The exercise => Search the material for the string "отслеживания" and copy each line where it occurs.

Collected data:
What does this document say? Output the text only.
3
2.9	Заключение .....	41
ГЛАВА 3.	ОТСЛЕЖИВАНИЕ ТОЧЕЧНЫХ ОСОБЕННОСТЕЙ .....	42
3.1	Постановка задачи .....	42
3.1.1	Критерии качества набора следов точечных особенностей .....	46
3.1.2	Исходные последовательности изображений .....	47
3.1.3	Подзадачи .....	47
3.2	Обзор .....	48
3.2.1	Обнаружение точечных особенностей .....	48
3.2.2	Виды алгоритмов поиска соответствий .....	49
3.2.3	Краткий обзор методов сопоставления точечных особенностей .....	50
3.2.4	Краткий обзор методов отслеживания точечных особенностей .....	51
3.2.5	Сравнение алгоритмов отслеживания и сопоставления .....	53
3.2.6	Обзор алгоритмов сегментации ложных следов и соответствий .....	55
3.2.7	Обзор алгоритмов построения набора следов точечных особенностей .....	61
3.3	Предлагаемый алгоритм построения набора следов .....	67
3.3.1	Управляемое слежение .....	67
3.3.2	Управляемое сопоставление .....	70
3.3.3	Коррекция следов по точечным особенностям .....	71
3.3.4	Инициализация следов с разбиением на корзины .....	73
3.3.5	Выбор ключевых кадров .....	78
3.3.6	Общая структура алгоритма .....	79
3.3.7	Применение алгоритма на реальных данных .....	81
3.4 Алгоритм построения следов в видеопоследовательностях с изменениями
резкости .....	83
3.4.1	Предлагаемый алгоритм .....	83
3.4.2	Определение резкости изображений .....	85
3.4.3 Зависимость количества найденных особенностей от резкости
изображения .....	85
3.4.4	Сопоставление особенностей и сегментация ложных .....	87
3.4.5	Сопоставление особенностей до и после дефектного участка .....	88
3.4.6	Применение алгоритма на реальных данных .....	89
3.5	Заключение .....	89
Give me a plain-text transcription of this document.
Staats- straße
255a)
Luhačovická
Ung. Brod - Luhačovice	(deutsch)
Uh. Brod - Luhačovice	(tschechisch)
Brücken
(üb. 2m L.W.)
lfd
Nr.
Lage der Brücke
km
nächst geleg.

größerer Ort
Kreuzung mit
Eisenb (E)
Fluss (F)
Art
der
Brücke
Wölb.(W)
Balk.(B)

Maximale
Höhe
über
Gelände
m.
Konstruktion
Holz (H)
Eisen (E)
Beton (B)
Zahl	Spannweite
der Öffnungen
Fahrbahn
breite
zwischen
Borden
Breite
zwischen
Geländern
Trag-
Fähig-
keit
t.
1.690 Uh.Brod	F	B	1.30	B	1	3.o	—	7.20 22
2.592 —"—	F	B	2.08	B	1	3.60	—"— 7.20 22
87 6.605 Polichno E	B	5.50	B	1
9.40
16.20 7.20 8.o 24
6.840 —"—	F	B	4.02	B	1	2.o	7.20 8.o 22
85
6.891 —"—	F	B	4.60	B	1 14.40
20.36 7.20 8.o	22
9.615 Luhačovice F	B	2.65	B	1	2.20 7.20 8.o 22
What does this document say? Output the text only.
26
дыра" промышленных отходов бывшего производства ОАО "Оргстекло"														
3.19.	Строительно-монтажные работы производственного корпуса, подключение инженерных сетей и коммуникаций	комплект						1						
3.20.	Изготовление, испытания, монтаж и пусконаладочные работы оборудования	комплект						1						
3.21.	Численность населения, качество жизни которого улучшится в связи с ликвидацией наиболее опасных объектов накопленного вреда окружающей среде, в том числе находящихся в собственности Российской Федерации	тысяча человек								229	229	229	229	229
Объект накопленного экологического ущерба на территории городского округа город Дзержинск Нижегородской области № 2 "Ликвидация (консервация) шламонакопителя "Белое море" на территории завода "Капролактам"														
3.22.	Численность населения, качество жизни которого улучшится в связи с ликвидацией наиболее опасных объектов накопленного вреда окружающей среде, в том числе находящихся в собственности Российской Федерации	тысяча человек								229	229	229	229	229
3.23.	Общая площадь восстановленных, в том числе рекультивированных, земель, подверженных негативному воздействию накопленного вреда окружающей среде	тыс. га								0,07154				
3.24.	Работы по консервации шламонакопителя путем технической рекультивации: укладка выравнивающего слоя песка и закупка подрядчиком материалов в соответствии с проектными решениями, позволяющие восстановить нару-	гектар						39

Task solution =>
3.2.4	Краткий обзор методов отслеживания точечных особенностей .....	51
3.2.5	Сравнение алгоритмов отслеживания и сопоставления .....	53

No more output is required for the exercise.